AIM OF THE EXERCISE ▸ List all lines of the data containing the word "dengan".

*****

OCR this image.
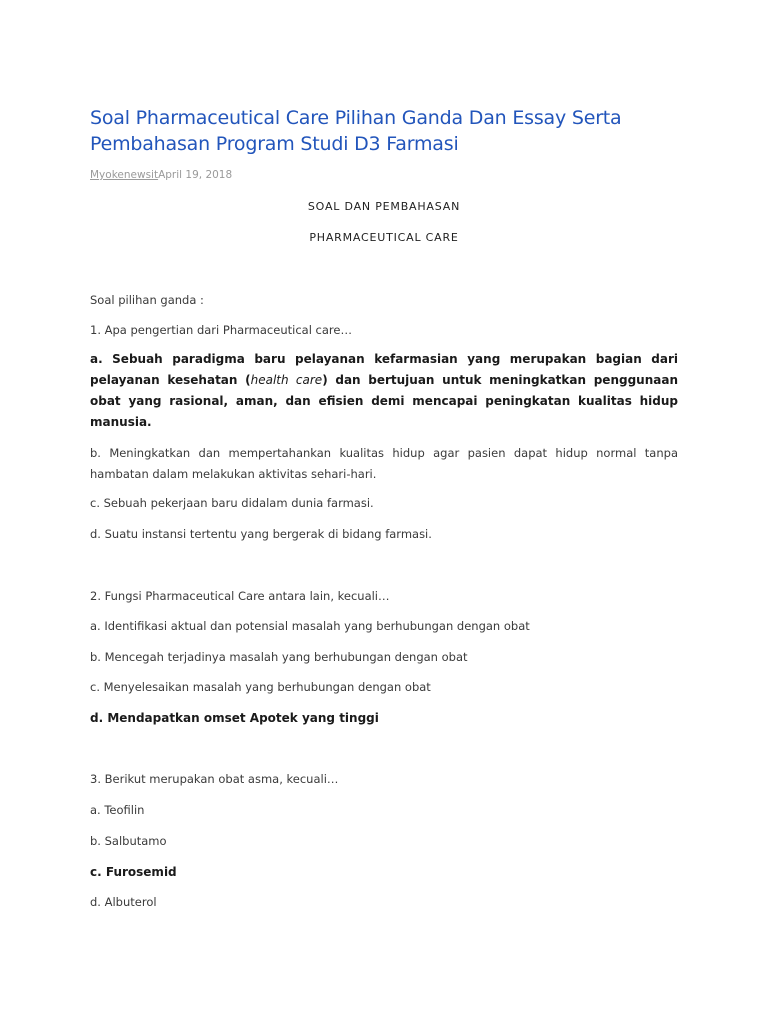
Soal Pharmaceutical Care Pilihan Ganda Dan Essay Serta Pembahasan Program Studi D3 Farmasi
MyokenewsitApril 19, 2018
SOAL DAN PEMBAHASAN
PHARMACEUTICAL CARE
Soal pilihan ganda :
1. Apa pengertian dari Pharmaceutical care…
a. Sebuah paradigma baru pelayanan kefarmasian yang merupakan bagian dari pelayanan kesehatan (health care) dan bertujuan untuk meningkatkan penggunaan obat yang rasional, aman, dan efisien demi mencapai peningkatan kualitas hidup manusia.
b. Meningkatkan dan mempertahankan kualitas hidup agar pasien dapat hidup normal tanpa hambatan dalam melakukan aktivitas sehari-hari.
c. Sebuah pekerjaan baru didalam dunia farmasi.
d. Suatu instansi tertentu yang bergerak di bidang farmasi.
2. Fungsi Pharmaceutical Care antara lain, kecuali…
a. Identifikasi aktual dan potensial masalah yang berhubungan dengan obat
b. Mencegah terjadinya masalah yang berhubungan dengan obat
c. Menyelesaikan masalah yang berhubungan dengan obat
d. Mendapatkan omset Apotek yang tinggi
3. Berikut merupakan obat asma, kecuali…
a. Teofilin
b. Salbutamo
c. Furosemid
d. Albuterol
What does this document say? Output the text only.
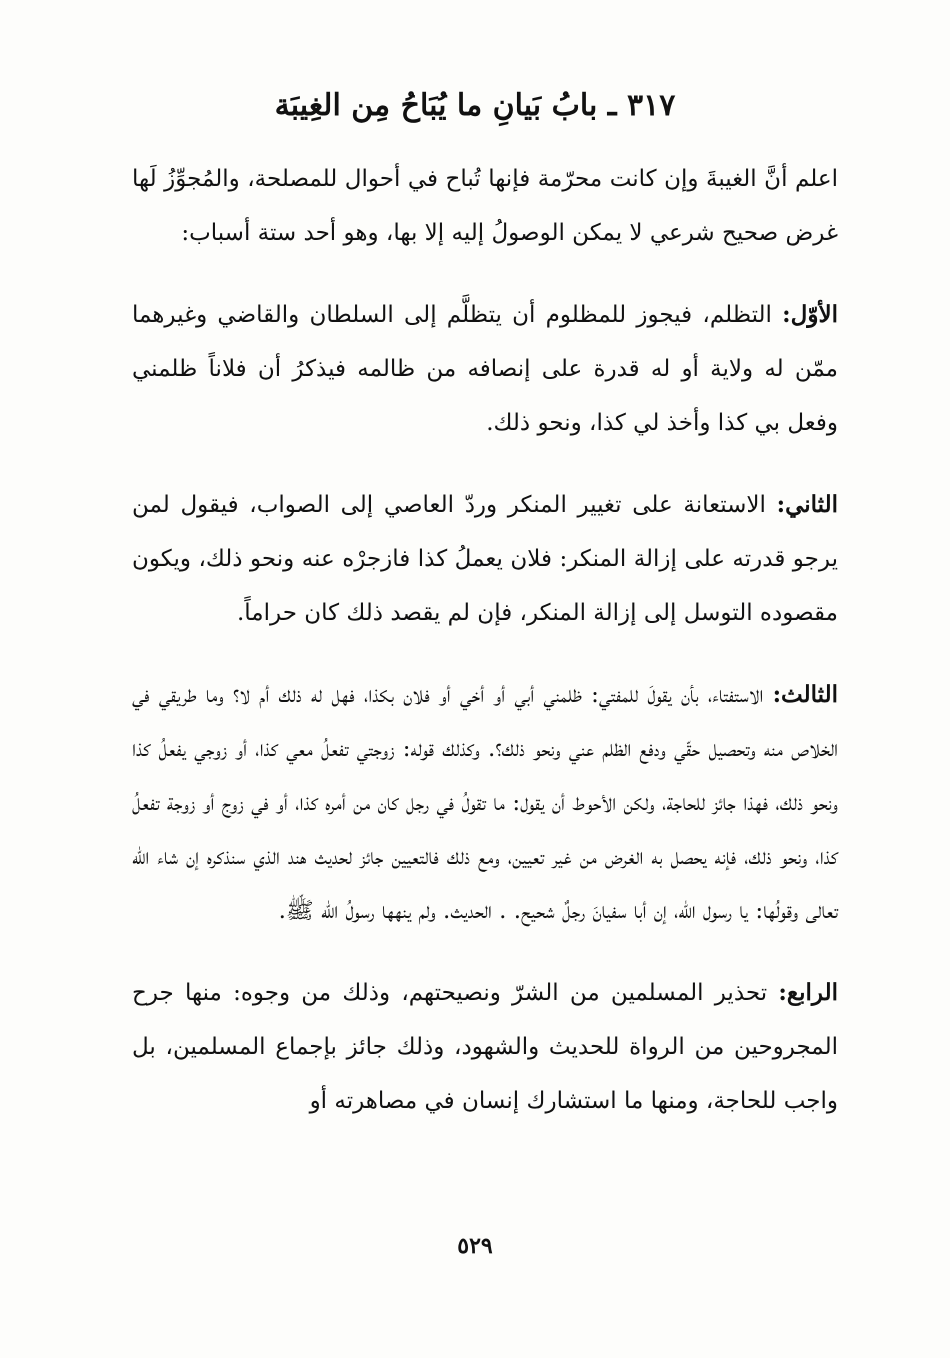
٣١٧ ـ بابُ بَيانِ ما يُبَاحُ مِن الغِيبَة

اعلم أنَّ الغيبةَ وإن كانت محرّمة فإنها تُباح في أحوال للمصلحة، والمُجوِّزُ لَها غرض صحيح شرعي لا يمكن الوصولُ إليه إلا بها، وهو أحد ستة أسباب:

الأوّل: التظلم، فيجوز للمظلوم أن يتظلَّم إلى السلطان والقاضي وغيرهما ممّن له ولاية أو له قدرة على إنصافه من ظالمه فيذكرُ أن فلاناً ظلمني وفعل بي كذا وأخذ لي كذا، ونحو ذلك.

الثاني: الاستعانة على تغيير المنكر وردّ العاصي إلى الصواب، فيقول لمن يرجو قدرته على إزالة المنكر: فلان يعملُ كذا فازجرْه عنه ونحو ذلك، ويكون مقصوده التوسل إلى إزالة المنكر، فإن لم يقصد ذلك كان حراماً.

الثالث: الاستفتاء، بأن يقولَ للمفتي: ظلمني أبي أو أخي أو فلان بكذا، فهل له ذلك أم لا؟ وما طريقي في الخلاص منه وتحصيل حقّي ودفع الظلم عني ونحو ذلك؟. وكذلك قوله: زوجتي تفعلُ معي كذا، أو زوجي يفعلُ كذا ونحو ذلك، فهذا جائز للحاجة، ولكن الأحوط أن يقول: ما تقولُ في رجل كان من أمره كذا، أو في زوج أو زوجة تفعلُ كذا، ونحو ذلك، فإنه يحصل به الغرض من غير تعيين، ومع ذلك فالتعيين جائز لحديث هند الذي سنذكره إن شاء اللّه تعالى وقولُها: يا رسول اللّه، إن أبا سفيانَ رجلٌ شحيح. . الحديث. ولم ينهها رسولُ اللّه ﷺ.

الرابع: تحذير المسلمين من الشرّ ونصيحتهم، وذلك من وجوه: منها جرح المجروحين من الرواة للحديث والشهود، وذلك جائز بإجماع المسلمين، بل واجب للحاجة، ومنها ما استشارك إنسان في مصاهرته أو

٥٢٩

*****

RESULT BELOW ▸
a. Identifikasi aktual dan potensial masalah yang berhubungan dengan obat
b. Mencegah terjadinya masalah yang berhubungan dengan obat
c. Menyelesaikan masalah yang berhubungan dengan obat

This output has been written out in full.